Could you write out the records below exactly as they appear?

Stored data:
(begin)
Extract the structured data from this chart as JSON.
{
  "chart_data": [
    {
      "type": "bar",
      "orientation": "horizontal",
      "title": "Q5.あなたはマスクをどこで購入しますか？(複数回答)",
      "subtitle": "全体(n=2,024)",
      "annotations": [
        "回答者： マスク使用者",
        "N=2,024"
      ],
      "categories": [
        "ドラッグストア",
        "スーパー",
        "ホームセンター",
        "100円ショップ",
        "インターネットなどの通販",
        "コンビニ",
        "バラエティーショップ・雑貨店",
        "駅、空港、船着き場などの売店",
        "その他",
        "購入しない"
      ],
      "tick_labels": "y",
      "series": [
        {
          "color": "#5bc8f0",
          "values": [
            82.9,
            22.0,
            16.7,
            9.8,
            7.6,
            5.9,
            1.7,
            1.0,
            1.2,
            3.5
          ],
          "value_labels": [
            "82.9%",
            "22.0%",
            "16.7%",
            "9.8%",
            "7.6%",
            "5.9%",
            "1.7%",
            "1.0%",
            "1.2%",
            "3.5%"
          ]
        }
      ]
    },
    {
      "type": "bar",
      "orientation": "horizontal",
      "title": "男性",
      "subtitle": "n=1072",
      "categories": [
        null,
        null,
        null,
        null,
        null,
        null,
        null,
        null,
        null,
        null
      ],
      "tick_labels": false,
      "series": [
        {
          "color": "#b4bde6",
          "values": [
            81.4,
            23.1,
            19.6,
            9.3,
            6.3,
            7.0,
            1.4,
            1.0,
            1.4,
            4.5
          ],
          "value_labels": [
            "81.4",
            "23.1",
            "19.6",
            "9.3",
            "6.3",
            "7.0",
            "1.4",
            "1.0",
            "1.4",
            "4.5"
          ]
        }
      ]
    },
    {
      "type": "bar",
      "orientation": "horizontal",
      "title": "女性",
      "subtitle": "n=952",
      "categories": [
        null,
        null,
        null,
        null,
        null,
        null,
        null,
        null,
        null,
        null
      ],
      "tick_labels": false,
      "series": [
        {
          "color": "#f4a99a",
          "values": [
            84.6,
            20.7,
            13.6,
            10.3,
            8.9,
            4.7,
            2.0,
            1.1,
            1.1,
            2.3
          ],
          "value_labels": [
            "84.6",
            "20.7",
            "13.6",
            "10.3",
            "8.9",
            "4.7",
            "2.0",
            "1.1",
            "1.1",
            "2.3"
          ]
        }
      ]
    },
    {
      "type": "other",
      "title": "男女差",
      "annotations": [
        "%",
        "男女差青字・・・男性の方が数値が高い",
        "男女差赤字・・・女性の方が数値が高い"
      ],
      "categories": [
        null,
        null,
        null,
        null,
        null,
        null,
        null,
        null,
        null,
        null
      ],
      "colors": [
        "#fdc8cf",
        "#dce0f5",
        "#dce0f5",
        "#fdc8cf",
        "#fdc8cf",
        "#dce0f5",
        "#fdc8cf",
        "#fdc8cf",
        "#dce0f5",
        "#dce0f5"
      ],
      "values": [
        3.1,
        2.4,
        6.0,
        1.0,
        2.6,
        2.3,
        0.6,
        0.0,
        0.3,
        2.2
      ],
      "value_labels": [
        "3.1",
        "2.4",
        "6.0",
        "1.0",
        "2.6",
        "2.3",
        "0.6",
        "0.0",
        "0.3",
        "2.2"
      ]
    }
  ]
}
(end)
EXERCISE SOLUTION:
Extract the structured data from this chart as JSON.
{
  "chart_data": [
    {
      "type": "bar",
      "orientation": "horizontal",
      "title": "Q5.あなたはマスクをどこで購入しますか？(複数回答)",
      "subtitle": "全体(n=2,024)",
      "annotations": [
        "回答者： マスク使用者",
        "N=2,024"
      ],
      "categories": [
        "ドラッグストア",
        "スーパー",
        "ホームセンター",
        "100円ショップ",
        "インターネットなどの通販",
        "コンビニ",
        "バラエティーショップ・雑貨店",
        "駅、空港、船着き場などの売店",
        "その他",
        "購入しない"
      ],
      "tick_labels": "y",
      "series": [
        {
          "color": "#5bc8f0",
          "values": [
            82.9,
            22.0,
            16.7,
            9.8,
            7.6,
            5.9,
            1.7,
            1.0,
            1.2,
            3.5
          ],
          "value_labels": [
            "82.9%",
            "22.0%",
            "16.7%",
            "9.8%",
            "7.6%",
            "5.9%",
            "1.7%",
            "1.0%",
            "1.2%",
            "3.5%"
          ]
        }
      ]
    },
    {
      "type": "bar",
      "orientation": "horizontal",
      "title": "男性",
      "subtitle": "n=1072",
      "categories": [
        null,
        null,
        null,
        null,
        null,
        null,
        null,
        null,
        null,
        null
      ],
      "tick_labels": false,
      "series": [
        {
          "color": "#b4bde6",
          "values": [
            81.4,
            23.1,
            19.6,
            9.3,
            6.3,
            7.0,
            1.4,
            1.0,
            1.4,
            4.5
          ],
          "value_labels": [
            "81.4",
            "23.1",
            "19.6",
            "9.3",
            "6.3",
            "7.0",
            "1.4",
            "1.0",
            "1.4",
            "4.5"
          ]
        }
      ]
    },
    {
      "type": "bar",
      "orientation": "horizontal",
      "title": "女性",
      "subtitle": "n=952",
      "categories": [
        null,
        null,
        null,
        null,
        null,
        null,
        null,
        null,
        null,
        null
      ],
      "tick_labels": false,
      "series": [
        {
          "color": "#f4a99a",
          "values": [
            84.6,
            20.7,
            13.6,
            10.3,
            8.9,
            4.7,
            2.0,
            1.1,
            1.1,
            2.3
          ],
          "value_labels": [
            "84.6",
            "20.7",
            "13.6",
            "10.3",
            "8.9",
            "4.7",
            "2.0",
            "1.1",
            "1.1",
            "2.3"
          ]
        }
      ]
    },
    {
      "type": "other",
      "title": "男女差",
      "annotations": [
        "%",
        "男女差青字・・・男性の方が数値が高い",
        "男女差赤字・・・女性の方が数値が高い"
      ],
      "categories": [
        null,
        null,
        null,
        null,
        null,
        null,
        null,
        null,
        null,
        null
      ],
      "colors": [
        "#fdc8cf",
        "#dce0f5",
        "#dce0f5",
        "#fdc8cf",
        "#fdc8cf",
        "#dce0f5",
        "#fdc8cf",
        "#fdc8cf",
        "#dce0f5",
        "#dce0f5"
      ],
      "values": [
        3.1,
        2.4,
        6.0,
        1.0,
        2.6,
        2.3,
        0.6,
        0.0,
        0.3,
        2.2
      ],
      "value_labels": [
        "3.1",
        "2.4",
        "6.0",
        "1.0",
        "2.6",
        "2.3",
        "0.6",
        "0.0",
        "0.3",
        "2.2"
      ]
    }
  ]
}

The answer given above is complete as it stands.